• **Exercise requirements**
Filter the records below down to lines containing "title".

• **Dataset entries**
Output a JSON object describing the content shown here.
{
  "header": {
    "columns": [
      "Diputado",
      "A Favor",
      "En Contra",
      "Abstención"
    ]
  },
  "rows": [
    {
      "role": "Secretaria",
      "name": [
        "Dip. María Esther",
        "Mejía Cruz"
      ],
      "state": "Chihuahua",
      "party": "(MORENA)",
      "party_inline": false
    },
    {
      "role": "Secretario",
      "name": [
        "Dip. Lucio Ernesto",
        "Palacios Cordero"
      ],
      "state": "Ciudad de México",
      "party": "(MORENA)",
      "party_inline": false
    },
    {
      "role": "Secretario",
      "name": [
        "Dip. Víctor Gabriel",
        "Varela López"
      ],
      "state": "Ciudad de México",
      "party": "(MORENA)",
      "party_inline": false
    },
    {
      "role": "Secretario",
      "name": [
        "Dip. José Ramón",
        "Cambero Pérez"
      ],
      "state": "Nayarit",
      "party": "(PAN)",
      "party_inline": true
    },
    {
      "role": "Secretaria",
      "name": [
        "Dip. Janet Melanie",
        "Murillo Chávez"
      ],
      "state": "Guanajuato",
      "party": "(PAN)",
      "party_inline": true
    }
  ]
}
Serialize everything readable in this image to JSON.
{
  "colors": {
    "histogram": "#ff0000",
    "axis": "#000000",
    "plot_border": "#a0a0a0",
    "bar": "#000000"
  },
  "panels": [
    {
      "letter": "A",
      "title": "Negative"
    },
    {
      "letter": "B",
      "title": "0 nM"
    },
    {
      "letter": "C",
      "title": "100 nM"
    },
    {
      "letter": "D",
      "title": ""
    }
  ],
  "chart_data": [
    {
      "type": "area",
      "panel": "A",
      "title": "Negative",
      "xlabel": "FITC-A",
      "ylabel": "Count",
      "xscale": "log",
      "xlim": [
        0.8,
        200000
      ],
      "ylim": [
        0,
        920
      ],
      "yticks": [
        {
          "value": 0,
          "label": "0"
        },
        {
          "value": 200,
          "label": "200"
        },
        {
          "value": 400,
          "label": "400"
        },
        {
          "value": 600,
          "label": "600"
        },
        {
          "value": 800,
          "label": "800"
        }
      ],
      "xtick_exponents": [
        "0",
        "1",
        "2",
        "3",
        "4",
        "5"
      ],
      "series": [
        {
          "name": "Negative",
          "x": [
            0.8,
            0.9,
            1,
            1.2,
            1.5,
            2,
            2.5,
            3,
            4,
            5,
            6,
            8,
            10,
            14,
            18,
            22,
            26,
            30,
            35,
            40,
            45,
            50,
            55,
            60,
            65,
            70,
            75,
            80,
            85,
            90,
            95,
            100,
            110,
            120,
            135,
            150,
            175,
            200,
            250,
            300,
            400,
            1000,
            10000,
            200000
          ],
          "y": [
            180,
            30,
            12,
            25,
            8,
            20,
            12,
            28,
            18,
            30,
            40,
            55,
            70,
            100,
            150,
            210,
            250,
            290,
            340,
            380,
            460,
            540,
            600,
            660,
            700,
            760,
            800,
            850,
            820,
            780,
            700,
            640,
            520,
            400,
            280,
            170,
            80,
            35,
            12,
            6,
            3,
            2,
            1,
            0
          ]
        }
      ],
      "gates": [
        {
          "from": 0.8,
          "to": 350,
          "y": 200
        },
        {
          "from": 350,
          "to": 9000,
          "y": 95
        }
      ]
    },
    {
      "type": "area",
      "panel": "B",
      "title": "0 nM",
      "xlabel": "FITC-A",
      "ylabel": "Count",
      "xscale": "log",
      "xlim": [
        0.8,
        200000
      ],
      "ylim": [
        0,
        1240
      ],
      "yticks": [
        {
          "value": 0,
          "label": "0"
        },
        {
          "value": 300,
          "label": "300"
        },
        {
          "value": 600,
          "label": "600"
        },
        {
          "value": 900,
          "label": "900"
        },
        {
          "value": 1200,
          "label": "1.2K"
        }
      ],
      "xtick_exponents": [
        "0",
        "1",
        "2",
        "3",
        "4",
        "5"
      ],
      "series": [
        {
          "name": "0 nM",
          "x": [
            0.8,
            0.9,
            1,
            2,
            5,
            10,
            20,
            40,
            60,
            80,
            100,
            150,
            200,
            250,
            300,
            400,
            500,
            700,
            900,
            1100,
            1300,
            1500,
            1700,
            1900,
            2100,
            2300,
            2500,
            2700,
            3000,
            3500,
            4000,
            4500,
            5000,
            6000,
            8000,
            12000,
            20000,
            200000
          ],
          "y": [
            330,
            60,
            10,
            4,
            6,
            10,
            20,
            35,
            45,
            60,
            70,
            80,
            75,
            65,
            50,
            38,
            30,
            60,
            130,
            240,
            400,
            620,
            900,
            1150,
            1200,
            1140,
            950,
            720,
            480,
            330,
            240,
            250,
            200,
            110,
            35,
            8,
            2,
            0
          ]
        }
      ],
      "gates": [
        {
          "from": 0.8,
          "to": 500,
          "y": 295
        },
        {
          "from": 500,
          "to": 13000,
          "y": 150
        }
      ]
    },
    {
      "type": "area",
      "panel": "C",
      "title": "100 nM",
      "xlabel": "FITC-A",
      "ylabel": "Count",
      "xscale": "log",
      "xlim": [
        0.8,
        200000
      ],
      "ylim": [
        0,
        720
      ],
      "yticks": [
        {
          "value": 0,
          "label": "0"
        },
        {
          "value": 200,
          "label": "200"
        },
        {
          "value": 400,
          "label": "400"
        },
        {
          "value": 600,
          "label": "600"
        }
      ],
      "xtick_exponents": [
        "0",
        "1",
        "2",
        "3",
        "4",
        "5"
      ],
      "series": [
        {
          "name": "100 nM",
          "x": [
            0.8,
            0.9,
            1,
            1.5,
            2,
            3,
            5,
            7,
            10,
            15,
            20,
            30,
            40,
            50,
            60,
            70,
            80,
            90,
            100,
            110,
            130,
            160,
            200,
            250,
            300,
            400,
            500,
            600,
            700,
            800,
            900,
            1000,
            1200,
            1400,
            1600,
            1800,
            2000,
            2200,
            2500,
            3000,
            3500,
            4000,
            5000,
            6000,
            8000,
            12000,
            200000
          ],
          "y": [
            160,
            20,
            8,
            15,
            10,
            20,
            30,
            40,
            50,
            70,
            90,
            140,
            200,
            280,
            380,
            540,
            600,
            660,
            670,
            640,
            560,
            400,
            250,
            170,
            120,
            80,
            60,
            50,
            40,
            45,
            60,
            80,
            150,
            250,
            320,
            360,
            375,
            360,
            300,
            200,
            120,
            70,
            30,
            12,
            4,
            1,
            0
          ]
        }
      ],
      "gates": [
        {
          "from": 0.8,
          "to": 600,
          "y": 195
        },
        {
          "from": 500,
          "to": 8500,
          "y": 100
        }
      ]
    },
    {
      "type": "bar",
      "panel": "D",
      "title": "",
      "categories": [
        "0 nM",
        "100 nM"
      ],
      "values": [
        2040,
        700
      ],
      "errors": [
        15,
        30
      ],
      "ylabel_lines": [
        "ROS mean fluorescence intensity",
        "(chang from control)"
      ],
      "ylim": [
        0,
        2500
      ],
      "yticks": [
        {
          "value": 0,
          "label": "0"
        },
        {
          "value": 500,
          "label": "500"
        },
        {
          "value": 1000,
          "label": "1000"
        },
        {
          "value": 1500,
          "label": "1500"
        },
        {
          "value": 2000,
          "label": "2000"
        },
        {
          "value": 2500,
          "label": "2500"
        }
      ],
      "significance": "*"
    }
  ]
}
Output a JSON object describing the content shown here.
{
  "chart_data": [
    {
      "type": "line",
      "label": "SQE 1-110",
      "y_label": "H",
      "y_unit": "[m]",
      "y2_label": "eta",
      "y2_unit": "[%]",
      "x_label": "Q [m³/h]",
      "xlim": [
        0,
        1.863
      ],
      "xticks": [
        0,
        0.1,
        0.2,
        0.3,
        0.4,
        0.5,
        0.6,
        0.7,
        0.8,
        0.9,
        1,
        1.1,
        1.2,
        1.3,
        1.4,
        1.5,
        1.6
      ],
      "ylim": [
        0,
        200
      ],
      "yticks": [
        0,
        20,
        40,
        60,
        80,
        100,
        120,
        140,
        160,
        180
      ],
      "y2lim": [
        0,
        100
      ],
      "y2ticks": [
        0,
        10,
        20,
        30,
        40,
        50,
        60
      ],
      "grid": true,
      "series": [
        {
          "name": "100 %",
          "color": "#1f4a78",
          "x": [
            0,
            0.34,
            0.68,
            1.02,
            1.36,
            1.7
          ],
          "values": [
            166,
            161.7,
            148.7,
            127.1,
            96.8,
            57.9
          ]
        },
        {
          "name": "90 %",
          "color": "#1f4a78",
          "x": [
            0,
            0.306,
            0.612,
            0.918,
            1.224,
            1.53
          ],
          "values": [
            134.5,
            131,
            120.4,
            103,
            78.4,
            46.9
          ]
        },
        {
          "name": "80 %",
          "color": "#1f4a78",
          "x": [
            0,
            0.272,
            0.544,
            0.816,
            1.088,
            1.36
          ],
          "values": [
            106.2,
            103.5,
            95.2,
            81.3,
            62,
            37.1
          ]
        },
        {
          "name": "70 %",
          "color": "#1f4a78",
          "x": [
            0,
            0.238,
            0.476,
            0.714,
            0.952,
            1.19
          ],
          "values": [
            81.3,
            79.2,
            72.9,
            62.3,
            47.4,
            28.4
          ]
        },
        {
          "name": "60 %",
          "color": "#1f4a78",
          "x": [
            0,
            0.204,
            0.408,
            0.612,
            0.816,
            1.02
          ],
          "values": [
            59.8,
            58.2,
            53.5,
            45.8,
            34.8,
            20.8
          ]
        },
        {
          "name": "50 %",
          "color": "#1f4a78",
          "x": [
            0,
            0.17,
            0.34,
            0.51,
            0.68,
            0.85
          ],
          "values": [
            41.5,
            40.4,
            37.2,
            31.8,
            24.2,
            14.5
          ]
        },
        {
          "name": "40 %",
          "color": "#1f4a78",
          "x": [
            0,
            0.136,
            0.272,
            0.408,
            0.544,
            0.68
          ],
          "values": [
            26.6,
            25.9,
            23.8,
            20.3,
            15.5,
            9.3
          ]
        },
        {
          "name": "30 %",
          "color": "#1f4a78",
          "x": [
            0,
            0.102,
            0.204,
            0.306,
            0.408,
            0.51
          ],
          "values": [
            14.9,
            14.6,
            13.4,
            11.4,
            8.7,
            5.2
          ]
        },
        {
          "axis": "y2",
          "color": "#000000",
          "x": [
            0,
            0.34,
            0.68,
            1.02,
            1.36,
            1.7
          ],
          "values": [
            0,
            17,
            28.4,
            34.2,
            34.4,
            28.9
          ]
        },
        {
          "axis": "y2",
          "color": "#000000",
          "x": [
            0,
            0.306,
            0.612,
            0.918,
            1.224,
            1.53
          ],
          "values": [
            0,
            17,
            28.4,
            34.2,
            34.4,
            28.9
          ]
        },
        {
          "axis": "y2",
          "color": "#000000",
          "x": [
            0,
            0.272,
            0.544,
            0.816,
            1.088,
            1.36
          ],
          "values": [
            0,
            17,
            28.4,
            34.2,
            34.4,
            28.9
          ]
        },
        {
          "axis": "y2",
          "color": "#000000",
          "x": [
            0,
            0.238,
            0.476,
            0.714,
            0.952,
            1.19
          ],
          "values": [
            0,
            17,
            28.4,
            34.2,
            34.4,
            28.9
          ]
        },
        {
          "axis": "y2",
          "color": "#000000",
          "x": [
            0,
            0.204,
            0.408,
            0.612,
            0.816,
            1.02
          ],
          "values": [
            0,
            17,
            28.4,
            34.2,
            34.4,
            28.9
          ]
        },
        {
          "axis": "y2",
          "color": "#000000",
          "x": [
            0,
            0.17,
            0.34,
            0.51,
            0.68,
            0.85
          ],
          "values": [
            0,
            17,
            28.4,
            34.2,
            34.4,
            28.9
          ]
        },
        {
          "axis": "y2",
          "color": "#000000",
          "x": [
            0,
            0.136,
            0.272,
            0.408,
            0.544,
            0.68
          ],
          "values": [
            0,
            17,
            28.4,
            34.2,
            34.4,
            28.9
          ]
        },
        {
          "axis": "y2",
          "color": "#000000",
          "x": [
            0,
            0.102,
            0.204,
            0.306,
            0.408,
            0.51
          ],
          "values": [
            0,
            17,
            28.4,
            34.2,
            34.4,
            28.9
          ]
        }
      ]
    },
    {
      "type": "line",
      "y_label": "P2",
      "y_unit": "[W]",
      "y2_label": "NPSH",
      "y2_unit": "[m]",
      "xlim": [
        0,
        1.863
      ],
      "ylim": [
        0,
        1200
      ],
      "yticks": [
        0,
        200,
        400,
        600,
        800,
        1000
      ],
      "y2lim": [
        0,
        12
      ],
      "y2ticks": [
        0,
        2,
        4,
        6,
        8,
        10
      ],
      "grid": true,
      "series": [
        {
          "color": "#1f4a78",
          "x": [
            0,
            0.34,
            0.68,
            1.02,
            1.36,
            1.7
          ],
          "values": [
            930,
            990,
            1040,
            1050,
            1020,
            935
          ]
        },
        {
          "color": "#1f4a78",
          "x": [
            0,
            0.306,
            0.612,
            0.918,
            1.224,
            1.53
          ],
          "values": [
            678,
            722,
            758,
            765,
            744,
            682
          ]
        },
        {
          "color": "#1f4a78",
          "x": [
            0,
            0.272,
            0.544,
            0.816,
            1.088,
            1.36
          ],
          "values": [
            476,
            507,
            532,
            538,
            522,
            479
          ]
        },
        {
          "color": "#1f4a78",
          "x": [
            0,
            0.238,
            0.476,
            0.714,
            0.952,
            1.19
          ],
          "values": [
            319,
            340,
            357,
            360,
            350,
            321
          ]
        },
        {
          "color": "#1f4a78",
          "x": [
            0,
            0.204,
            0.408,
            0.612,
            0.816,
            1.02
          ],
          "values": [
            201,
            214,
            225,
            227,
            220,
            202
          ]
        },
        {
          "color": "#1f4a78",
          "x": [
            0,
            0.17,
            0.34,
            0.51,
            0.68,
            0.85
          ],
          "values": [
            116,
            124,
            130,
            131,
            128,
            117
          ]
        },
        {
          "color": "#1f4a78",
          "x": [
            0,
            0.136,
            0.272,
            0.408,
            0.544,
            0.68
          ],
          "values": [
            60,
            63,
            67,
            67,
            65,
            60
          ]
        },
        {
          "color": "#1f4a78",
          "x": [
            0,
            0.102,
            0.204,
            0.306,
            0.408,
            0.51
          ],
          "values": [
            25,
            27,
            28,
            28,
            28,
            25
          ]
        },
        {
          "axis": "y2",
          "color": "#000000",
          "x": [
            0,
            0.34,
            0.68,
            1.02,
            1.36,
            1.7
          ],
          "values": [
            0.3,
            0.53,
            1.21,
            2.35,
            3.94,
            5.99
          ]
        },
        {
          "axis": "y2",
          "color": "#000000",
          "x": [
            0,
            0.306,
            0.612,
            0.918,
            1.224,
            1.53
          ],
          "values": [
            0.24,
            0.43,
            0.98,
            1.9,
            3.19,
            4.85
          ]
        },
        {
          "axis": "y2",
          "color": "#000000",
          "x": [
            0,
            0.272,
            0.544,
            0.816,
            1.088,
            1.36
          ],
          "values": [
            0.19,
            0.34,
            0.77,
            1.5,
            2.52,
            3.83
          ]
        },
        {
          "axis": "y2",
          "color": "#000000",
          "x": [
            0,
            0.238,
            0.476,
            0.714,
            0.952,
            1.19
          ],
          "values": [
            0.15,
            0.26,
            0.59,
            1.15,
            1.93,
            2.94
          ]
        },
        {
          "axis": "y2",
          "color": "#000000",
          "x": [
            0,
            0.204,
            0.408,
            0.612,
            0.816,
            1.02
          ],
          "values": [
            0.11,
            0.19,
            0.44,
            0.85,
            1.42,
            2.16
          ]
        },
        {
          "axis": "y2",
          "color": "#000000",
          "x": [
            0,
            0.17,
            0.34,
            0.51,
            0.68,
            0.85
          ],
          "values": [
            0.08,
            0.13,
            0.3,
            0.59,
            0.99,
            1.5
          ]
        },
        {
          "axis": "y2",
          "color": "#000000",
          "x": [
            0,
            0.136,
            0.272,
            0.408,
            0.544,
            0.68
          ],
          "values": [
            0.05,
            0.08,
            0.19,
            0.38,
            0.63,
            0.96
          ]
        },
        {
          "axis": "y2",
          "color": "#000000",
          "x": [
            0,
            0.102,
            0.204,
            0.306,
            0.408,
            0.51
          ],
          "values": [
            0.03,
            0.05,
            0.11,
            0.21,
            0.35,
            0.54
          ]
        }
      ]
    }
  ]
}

• **Result**
      "title": "Negative"
      "title": "0 nM"
      "title": "100 nM"
      "title": ""
      "title": "Negative",
      "title": "0 nM",
      "title": "100 nM",
      "title": "",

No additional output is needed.